▶ **TASK TO COMPLETE**: Return all entries precisely as they stand, without the images.

··· EXERCISE DATA ···

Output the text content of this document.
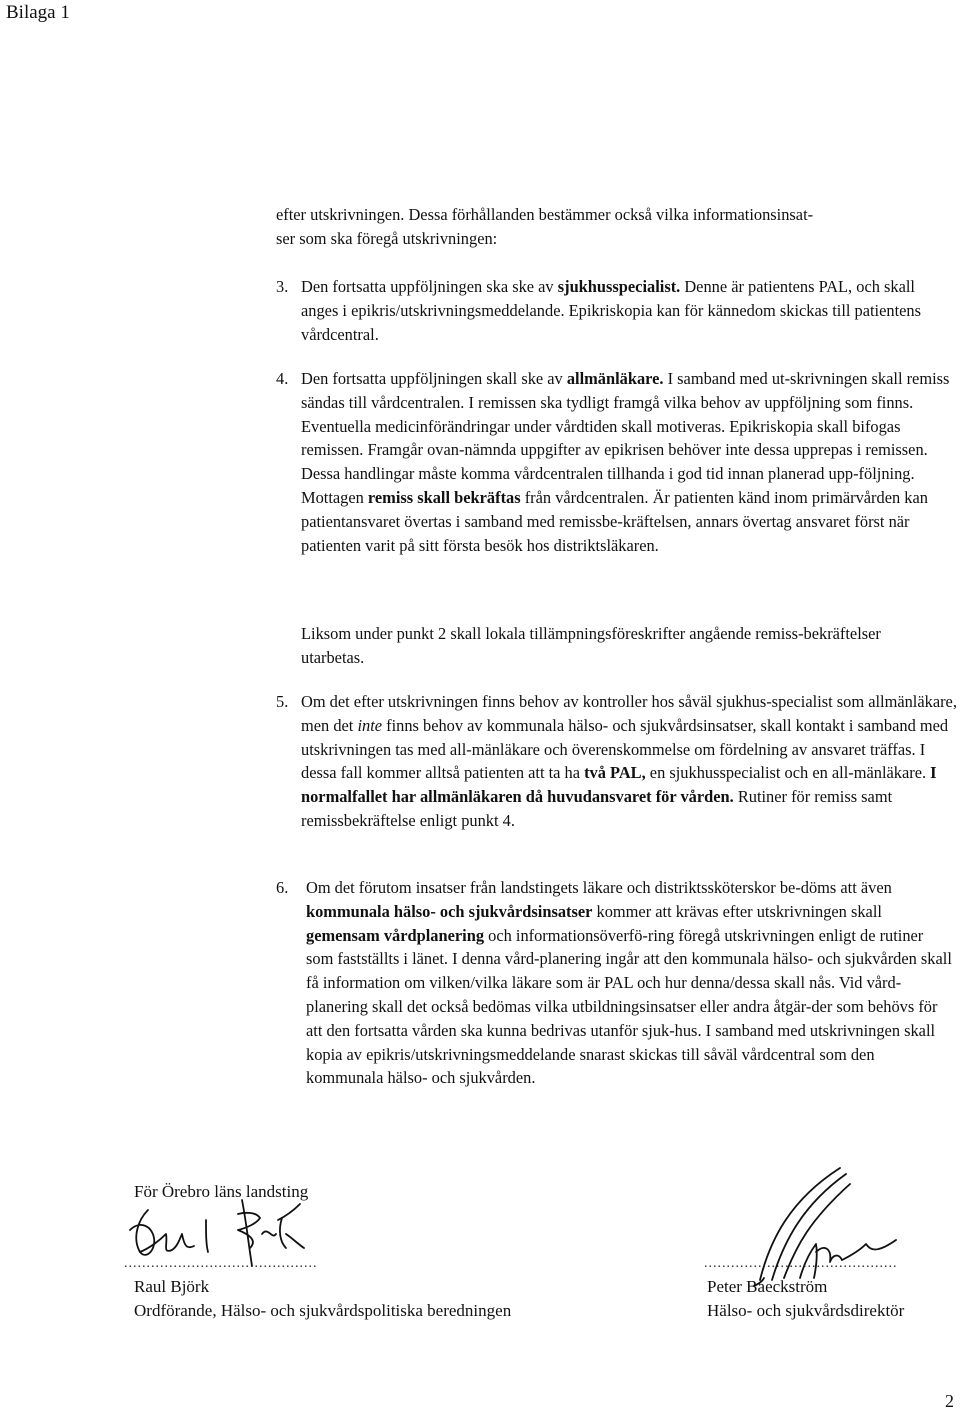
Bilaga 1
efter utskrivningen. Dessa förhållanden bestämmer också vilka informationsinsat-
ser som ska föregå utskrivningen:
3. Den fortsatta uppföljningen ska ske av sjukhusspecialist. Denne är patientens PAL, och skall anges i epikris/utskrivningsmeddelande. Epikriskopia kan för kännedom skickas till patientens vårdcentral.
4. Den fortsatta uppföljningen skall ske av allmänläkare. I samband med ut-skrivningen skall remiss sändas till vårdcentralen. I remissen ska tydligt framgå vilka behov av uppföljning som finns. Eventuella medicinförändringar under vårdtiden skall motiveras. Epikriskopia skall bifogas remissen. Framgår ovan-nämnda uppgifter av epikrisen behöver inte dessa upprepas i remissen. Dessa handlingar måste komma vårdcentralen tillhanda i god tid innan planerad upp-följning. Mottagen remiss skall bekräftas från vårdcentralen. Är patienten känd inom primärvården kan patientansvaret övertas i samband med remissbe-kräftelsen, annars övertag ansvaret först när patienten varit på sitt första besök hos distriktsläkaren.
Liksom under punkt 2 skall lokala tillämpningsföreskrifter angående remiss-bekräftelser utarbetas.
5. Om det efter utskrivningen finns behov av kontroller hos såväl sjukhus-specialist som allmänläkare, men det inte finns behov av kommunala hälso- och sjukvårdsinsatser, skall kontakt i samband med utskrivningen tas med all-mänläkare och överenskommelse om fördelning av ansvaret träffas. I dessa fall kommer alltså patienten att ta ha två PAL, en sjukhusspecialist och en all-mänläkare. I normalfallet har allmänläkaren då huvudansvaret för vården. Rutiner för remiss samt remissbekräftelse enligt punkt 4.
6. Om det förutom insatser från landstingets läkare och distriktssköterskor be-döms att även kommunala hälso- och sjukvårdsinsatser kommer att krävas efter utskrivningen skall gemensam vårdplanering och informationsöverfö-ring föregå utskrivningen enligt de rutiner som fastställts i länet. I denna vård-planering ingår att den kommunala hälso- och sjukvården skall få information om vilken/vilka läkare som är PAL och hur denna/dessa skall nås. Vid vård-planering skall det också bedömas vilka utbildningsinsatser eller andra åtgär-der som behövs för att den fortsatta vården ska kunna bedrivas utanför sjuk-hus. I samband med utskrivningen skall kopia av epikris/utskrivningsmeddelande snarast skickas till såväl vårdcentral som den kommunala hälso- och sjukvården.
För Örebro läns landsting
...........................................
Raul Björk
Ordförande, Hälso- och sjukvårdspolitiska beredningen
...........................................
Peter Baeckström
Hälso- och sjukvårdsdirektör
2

···

▶ **RIGHT ANSWER**:
Output the text content of this document.
Bilaga 1
efter utskrivningen. Dessa förhållanden bestämmer också vilka informationsinsat-
ser som ska föregå utskrivningen:
3. Den fortsatta uppföljningen ska ske av sjukhusspecialist. Denne är patientens PAL, och skall anges i epikris/utskrivningsmeddelande. Epikriskopia kan för kännedom skickas till patientens vårdcentral.
4. Den fortsatta uppföljningen skall ske av allmänläkare. I samband med ut-skrivningen skall remiss sändas till vårdcentralen. I remissen ska tydligt framgå vilka behov av uppföljning som finns. Eventuella medicinförändringar under vårdtiden skall motiveras. Epikriskopia skall bifogas remissen. Framgår ovan-nämnda uppgifter av epikrisen behöver inte dessa upprepas i remissen. Dessa handlingar måste komma vårdcentralen tillhanda i god tid innan planerad upp-följning. Mottagen remiss skall bekräftas från vårdcentralen. Är patienten känd inom primärvården kan patientansvaret övertas i samband med remissbe-kräftelsen, annars övertag ansvaret först när patienten varit på sitt första besök hos distriktsläkaren.
Liksom under punkt 2 skall lokala tillämpningsföreskrifter angående remiss-bekräftelser utarbetas.
5. Om det efter utskrivningen finns behov av kontroller hos såväl sjukhus-specialist som allmänläkare, men det inte finns behov av kommunala hälso- och sjukvårdsinsatser, skall kontakt i samband med utskrivningen tas med all-mänläkare och överenskommelse om fördelning av ansvaret träffas. I dessa fall kommer alltså patienten att ta ha två PAL, en sjukhusspecialist och en all-mänläkare. I normalfallet har allmänläkaren då huvudansvaret för vården. Rutiner för remiss samt remissbekräftelse enligt punkt 4.
6. Om det förutom insatser från landstingets läkare och distriktssköterskor be-döms att även kommunala hälso- och sjukvårdsinsatser kommer att krävas efter utskrivningen skall gemensam vårdplanering och informationsöverfö-ring föregå utskrivningen enligt de rutiner som fastställts i länet. I denna vård-planering ingår att den kommunala hälso- och sjukvården skall få information om vilken/vilka läkare som är PAL och hur denna/dessa skall nås. Vid vård-planering skall det också bedömas vilka utbildningsinsatser eller andra åtgär-der som behövs för att den fortsatta vården ska kunna bedrivas utanför sjuk-hus. I samband med utskrivningen skall kopia av epikris/utskrivningsmeddelande snarast skickas till såväl vårdcentral som den kommunala hälso- och sjukvården.
För Örebro läns landsting
...........................................
Raul Björk
Ordförande, Hälso- och sjukvårdspolitiska beredningen
...........................................
Peter Baeckström
Hälso- och sjukvårdsdirektör
2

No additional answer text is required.